掲載された文章:
埼玉県八潮市と茨城県つくば市に工場を持ち、八潮工場では特注品の生産と営業などの事務所機能を、つくば工場では主に規格品や量産品の生産を行っています。
2000年から基幹システムは導入されていたものの、製造業務では紙やExcel・Wordも多く使われていました。このデジタル化を目的につくば工場で2019年にkintoneを導入、約1年後の2020年には全社利用を開始しました。
また、営業部門では別のシステムを導入していましたが、これをkintoneに集約した結果、より柔軟な機能が必要となり、2023年にgusuku Customine(以下、カスタマイン)を導入しました。
今では各部署にkintoneとカスタマインを使いこなす社員がいて、次々に業務改善を進めています。その経緯と効果について、MONOVATE株式会社 経営管理部 業務推進課 浪岡喬臣氏にお話を伺いました。

課題:紙・転記・パソコンの順番待ちによる非効率
同社では2000年に基幹システムを導入、2009年にリプレースをして使用していました。この基幹システムはパソコンかつ、社内ネットワークからのみアクセスが可能です。
基幹システムで業務のすべてを完結することは難しく、ExcelやWordでの管理、紙ベースの運用も多く残っていました。
製造部門では、パソコンは1人1台ではなく共有パソコンを使用していました。そのため、一日の作業内容を紙にメモし、終業間際に共有パソコンで基幹システムに転記する作業が発生していました。
「定時が近づくと、製造部門のみんなが共有パソコンで作業記録を入力しようとします。紙から転記するのは面倒ですし、共有パソコンは台数が限られているため、順番待ちが発生するなど非効率でした」(浪岡氏)
さらに、カイゼン提案書、工程検査記録や不具合連絡票など多くの社内フローが紙で行われていました。
これらの課題解決のため業務のデジタル化を決め、2019年につくば工場で簡易な業務システムを作成することにしました。そこで検討したのがkintoneです。kintoneは汎用性が高く自社でアプリが作成できますし、費用も手頃であったため選定されました。
kintoneの導入:小さなアプリから始め、現場発で全社展開へ
浪岡氏の上司が中心となり、2019年夏にkintoneの無料トライアルを開始。翌月にはライトコースを少人数で契約し、つくば工場ではタブレットを配布しながらテスト運用を始めました。
基幹システムより受注データを取り込み、受注データに紐づけた作業記録を入力できるようにしました。
テスト運用を進める中で、kintoneの可能性や活用の方向性が見えてきたことから、つくば工場ではさまざまな業務プロセスの置き換えを視野に入れ、本格導入に向けた方針を固めていきました。
工程検査記録やトラブル報告書、物品購入依頼書、届書(残業等)など、紙ベースで運用していた各種業務をkintoneでデジタル化することを決定し、対応を進めていきました。
こうしてテスト運用を経た後、数か月後にはつくば工場の40名が利用するようになりました。

提供資料:
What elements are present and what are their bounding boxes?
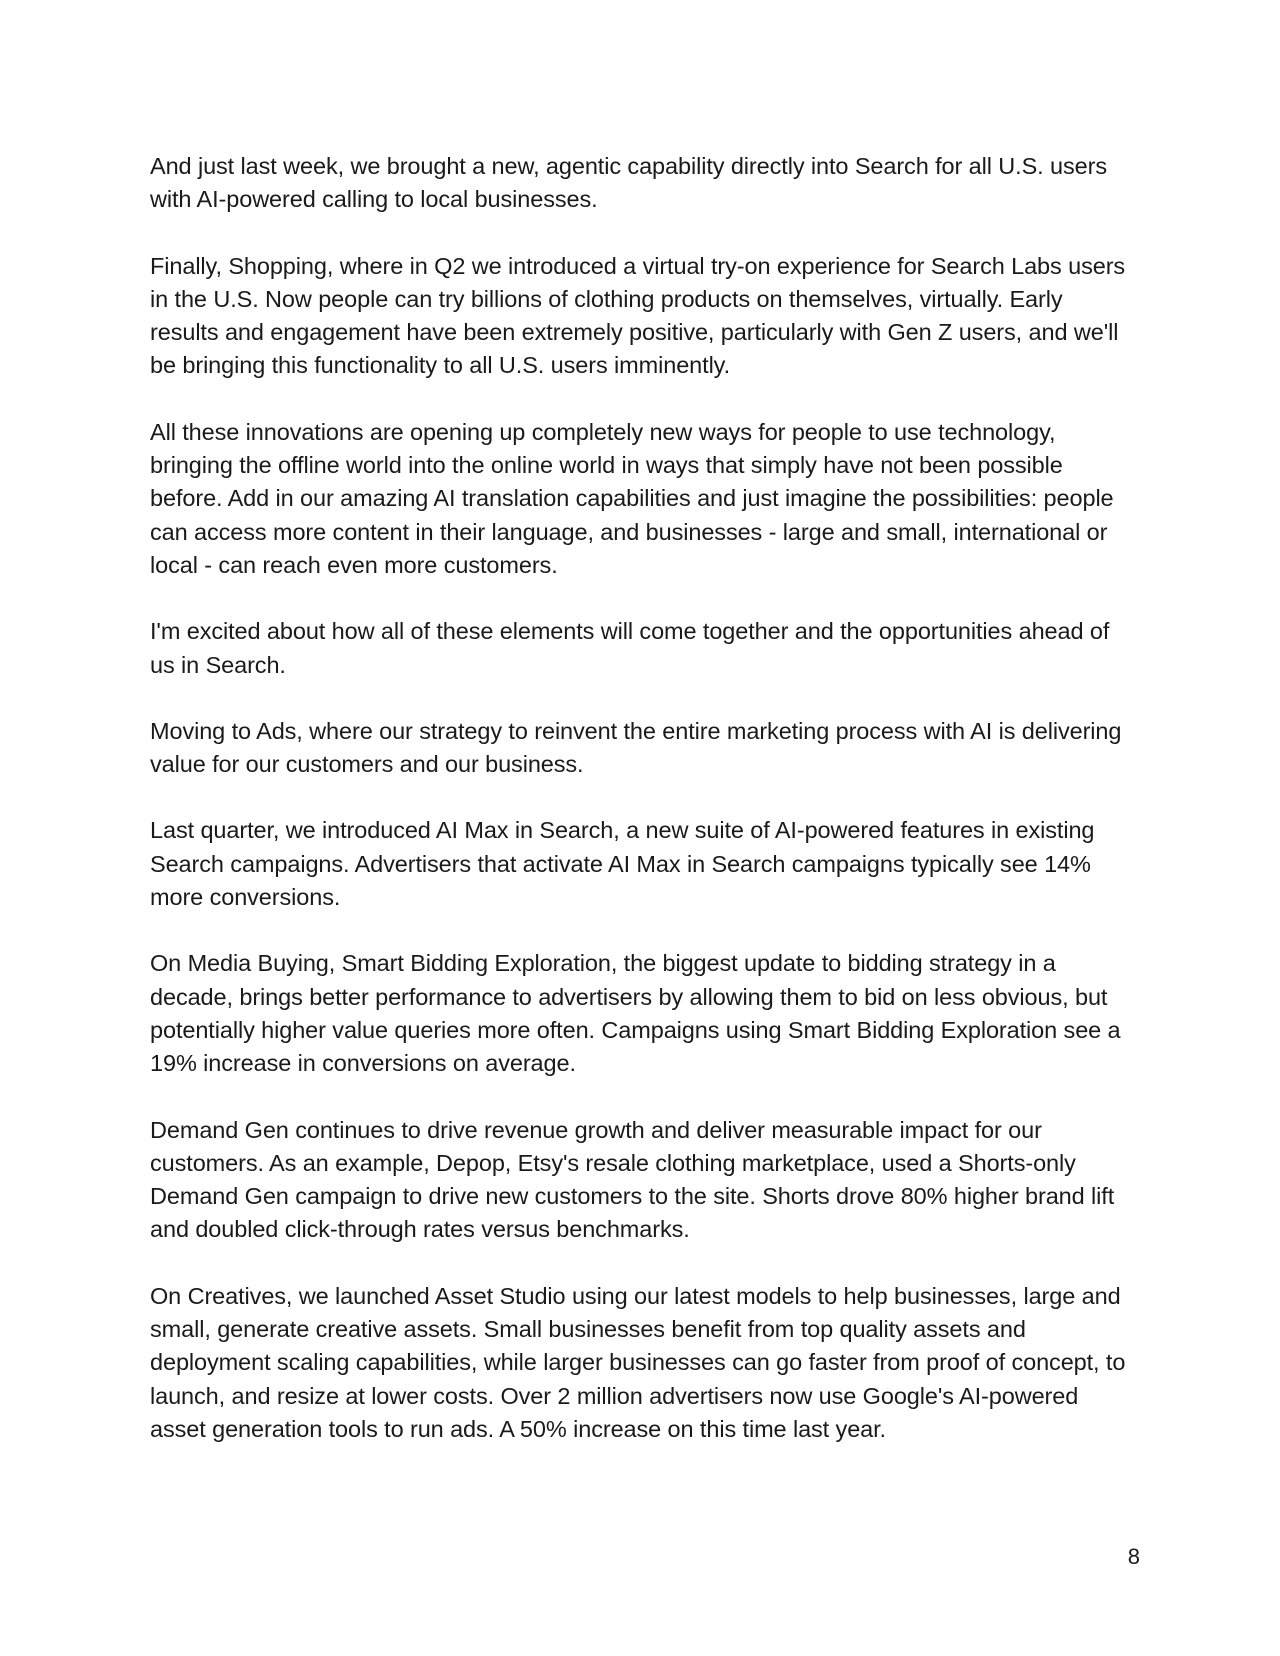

取り組む作業: MONOVATEでのkintone導入事例の文章を、最後の文の後から続けて書くこと。

演習の解答:
将来的なプラグインや連携サービスの利用も見据え、このタイミングでスタンダードコースへ移行しています。
「最初は『何の意味があるの?』『ログインが面倒』といった抵抗感や不満の声が多数でした。さらにテスト期間だったため、基幹システムとkintone両方に作業記録を入力することも負担といった声が挙がっていました。そこで、まずは毎日必ず発生する業務をkintoneアプリにすることで、日常的にkintoneに触れる環境を整えました。具体的には、お弁当注文や掃除当番といったアプリを作成し、報告書など紙で運用していたプロセスをkintoneへ置き換えました。その結果、つくば工場における社内業務のDXが進みました」
2020年7月には、つくば工場での成功を受け全社利用へと踏み切りました。
作業記録の基幹システムとkintoneへの並行入力は、全社員が正しくkintoneに入力できるようになった段階で完全廃止しました。
kintoneを定着させるため、各部署に1名以上のkintone担当者を配置し、隔週で事例発表会を開催しました。
「つくば工場は設立間もなく(2018年設立)、運用をこれから決めていく段階だったのでタイミングが良かったんだと思います。また、若手社員が多くデジタルツールへの適応力が高い一方、ベテラン層が業務の指導役として支える体制でした。ベテランは業務を教え、デジタルは若手がフォローする関係ができて上手くいきました。もともと経営層がIT導入に積極的だということに加えて、現場からカイゼンのアイデアが出てくるボトムアップでのカイゼン文化も根付いていたため、スムーズに導入が進みましたね」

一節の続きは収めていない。